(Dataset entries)
%%

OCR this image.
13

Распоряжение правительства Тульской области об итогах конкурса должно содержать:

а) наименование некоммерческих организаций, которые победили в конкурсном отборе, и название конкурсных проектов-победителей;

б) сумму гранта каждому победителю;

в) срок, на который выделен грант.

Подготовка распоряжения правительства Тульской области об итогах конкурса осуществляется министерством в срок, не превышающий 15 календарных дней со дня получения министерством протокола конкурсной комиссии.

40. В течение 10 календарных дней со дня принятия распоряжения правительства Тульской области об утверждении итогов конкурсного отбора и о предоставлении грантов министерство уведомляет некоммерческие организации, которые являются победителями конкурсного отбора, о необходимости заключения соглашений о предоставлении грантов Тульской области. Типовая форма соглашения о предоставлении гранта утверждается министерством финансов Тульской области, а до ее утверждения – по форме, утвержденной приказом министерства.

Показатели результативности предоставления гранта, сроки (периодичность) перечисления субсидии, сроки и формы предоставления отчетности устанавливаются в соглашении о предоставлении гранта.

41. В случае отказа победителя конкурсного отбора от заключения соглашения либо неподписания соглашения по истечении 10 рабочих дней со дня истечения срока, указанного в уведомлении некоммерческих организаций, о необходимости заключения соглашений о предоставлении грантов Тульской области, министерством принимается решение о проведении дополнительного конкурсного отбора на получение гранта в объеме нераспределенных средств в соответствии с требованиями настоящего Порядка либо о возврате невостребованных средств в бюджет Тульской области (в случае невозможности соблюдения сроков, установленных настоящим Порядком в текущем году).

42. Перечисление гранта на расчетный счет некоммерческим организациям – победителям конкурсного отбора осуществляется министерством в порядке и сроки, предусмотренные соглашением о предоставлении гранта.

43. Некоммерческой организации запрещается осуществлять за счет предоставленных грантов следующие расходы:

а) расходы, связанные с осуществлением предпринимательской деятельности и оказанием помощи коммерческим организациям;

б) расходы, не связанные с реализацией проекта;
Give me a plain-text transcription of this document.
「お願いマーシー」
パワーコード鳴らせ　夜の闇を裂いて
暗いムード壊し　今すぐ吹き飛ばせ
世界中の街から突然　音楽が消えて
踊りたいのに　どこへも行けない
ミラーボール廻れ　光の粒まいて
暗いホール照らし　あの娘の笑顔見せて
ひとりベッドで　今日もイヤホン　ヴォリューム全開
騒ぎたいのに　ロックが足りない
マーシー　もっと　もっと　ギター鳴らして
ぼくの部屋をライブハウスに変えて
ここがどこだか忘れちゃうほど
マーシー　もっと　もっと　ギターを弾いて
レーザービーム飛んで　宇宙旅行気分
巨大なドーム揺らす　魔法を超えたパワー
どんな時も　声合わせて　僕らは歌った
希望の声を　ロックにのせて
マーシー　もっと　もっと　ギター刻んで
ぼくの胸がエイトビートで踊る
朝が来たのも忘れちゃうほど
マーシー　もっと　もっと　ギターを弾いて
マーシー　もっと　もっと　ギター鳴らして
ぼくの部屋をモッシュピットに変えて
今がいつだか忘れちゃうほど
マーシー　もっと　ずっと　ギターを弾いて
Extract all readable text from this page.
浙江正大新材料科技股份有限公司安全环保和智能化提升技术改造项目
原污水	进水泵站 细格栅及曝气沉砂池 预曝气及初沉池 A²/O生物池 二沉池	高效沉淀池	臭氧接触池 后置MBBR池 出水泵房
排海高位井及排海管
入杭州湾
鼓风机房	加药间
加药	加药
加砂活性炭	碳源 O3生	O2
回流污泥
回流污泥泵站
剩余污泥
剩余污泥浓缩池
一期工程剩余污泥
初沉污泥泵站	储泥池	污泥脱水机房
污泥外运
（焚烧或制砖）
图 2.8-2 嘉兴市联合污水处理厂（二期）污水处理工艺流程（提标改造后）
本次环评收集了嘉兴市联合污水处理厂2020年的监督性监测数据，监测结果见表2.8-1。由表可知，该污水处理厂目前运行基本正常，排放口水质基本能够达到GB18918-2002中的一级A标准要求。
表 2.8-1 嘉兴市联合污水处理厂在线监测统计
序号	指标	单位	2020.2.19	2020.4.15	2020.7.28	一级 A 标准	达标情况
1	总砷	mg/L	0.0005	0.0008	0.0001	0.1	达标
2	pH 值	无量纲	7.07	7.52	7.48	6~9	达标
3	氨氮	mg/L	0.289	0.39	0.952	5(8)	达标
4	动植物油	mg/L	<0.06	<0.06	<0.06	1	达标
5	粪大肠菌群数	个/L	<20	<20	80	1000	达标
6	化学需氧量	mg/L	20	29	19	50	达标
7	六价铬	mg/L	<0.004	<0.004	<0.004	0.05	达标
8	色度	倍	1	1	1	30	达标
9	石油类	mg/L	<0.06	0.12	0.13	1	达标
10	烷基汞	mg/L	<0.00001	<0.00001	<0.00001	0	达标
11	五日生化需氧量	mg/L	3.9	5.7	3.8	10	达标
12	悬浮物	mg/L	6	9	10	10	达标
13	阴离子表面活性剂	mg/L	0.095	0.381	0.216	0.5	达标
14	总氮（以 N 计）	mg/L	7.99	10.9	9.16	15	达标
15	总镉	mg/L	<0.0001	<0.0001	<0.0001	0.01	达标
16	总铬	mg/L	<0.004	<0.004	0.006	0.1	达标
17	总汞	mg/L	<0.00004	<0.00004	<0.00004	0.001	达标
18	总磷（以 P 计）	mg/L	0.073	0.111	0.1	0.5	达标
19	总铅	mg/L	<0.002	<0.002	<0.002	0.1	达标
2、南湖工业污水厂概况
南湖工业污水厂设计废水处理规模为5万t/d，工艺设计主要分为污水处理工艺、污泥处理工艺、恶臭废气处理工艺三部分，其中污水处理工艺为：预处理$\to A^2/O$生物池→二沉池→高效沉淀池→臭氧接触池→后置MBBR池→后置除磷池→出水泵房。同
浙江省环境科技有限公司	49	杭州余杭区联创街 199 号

%%

(What you are asked to do)
Repeat the material above in full, quoting it exactly.

(Solved exercise)
OCR this image.
13

Распоряжение правительства Тульской области об итогах конкурса должно содержать:

а) наименование некоммерческих организаций, которые победили в конкурсном отборе, и название конкурсных проектов-победителей;

б) сумму гранта каждому победителю;

в) срок, на который выделен грант.

Подготовка распоряжения правительства Тульской области об итогах конкурса осуществляется министерством в срок, не превышающий 15 календарных дней со дня получения министерством протокола конкурсной комиссии.

40. В течение 10 календарных дней со дня принятия распоряжения правительства Тульской области об утверждении итогов конкурсного отбора и о предоставлении грантов министерство уведомляет некоммерческие организации, которые являются победителями конкурсного отбора, о необходимости заключения соглашений о предоставлении грантов Тульской области. Типовая форма соглашения о предоставлении гранта утверждается министерством финансов Тульской области, а до ее утверждения – по форме, утвержденной приказом министерства.

Показатели результативности предоставления гранта, сроки (периодичность) перечисления субсидии, сроки и формы предоставления отчетности устанавливаются в соглашении о предоставлении гранта.

41. В случае отказа победителя конкурсного отбора от заключения соглашения либо неподписания соглашения по истечении 10 рабочих дней со дня истечения срока, указанного в уведомлении некоммерческих организаций, о необходимости заключения соглашений о предоставлении грантов Тульской области, министерством принимается решение о проведении дополнительного конкурсного отбора на получение гранта в объеме нераспределенных средств в соответствии с требованиями настоящего Порядка либо о возврате невостребованных средств в бюджет Тульской области (в случае невозможности соблюдения сроков, установленных настоящим Порядком в текущем году).

42. Перечисление гранта на расчетный счет некоммерческим организациям – победителям конкурсного отбора осуществляется министерством в порядке и сроки, предусмотренные соглашением о предоставлении гранта.

43. Некоммерческой организации запрещается осуществлять за счет предоставленных грантов следующие расходы:

а) расходы, связанные с осуществлением предпринимательской деятельности и оказанием помощи коммерческим организациям;

б) расходы, не связанные с реализацией проекта;
Give me a plain-text transcription of this document.
「お願いマーシー」
パワーコード鳴らせ　夜の闇を裂いて
暗いムード壊し　今すぐ吹き飛ばせ
世界中の街から突然　音楽が消えて
踊りたいのに　どこへも行けない
ミラーボール廻れ　光の粒まいて
暗いホール照らし　あの娘の笑顔見せて
ひとりベッドで　今日もイヤホン　ヴォリューム全開
騒ぎたいのに　ロックが足りない
マーシー　もっと　もっと　ギター鳴らして
ぼくの部屋をライブハウスに変えて
ここがどこだか忘れちゃうほど
マーシー　もっと　もっと　ギターを弾いて
レーザービーム飛んで　宇宙旅行気分
巨大なドーム揺らす　魔法を超えたパワー
どんな時も　声合わせて　僕らは歌った
希望の声を　ロックにのせて
マーシー　もっと　もっと　ギター刻んで
ぼくの胸がエイトビートで踊る
朝が来たのも忘れちゃうほど
マーシー　もっと　もっと　ギターを弾いて
マーシー　もっと　もっと　ギター鳴らして
ぼくの部屋をモッシュピットに変えて
今がいつだか忘れちゃうほど
マーシー　もっと　ずっと　ギターを弾いて
Extract all readable text from this page.
浙江正大新材料科技股份有限公司安全环保和智能化提升技术改造项目
原污水	进水泵站 细格栅及曝气沉砂池 预曝气及初沉池 A²/O生物池 二沉池	高效沉淀池	臭氧接触池 后置MBBR池 出水泵房
排海高位井及排海管
入杭州湾
鼓风机房	加药间
加药	加药
加砂活性炭	碳源 O3生	O2
回流污泥
回流污泥泵站
剩余污泥
剩余污泥浓缩池
一期工程剩余污泥
初沉污泥泵站	储泥池	污泥脱水机房
污泥外运
（焚烧或制砖）
图 2.8-2 嘉兴市联合污水处理厂（二期）污水处理工艺流程（提标改造后）
本次环评收集了嘉兴市联合污水处理厂2020年的监督性监测数据，监测结果见表2.8-1。由表可知，该污水处理厂目前运行基本正常，排放口水质基本能够达到GB18918-2002中的一级A标准要求。
表 2.8-1 嘉兴市联合污水处理厂在线监测统计
序号	指标	单位	2020.2.19	2020.4.15	2020.7.28	一级 A 标准	达标情况
1	总砷	mg/L	0.0005	0.0008	0.0001	0.1	达标
2	pH 值	无量纲	7.07	7.52	7.48	6~9	达标
3	氨氮	mg/L	0.289	0.39	0.952	5(8)	达标
4	动植物油	mg/L	<0.06	<0.06	<0.06	1	达标
5	粪大肠菌群数	个/L	<20	<20	80	1000	达标
6	化学需氧量	mg/L	20	29	19	50	达标
7	六价铬	mg/L	<0.004	<0.004	<0.004	0.05	达标
8	色度	倍	1	1	1	30	达标
9	石油类	mg/L	<0.06	0.12	0.13	1	达标
10	烷基汞	mg/L	<0.00001	<0.00001	<0.00001	0	达标
11	五日生化需氧量	mg/L	3.9	5.7	3.8	10	达标
12	悬浮物	mg/L	6	9	10	10	达标
13	阴离子表面活性剂	mg/L	0.095	0.381	0.216	0.5	达标
14	总氮（以 N 计）	mg/L	7.99	10.9	9.16	15	达标
15	总镉	mg/L	<0.0001	<0.0001	<0.0001	0.01	达标
16	总铬	mg/L	<0.004	<0.004	0.006	0.1	达标
17	总汞	mg/L	<0.00004	<0.00004	<0.00004	0.001	达标
18	总磷（以 P 计）	mg/L	0.073	0.111	0.1	0.5	达标
19	总铅	mg/L	<0.002	<0.002	<0.002	0.1	达标
2、南湖工业污水厂概况
南湖工业污水厂设计废水处理规模为5万t/d，工艺设计主要分为污水处理工艺、污泥处理工艺、恶臭废气处理工艺三部分，其中污水处理工艺为：预处理$\to A^2/O$生物池→二沉池→高效沉淀池→臭氧接触池→后置MBBR池→后置除磷池→出水泵房。同
浙江省环境科技有限公司	49	杭州余杭区联创街 199 号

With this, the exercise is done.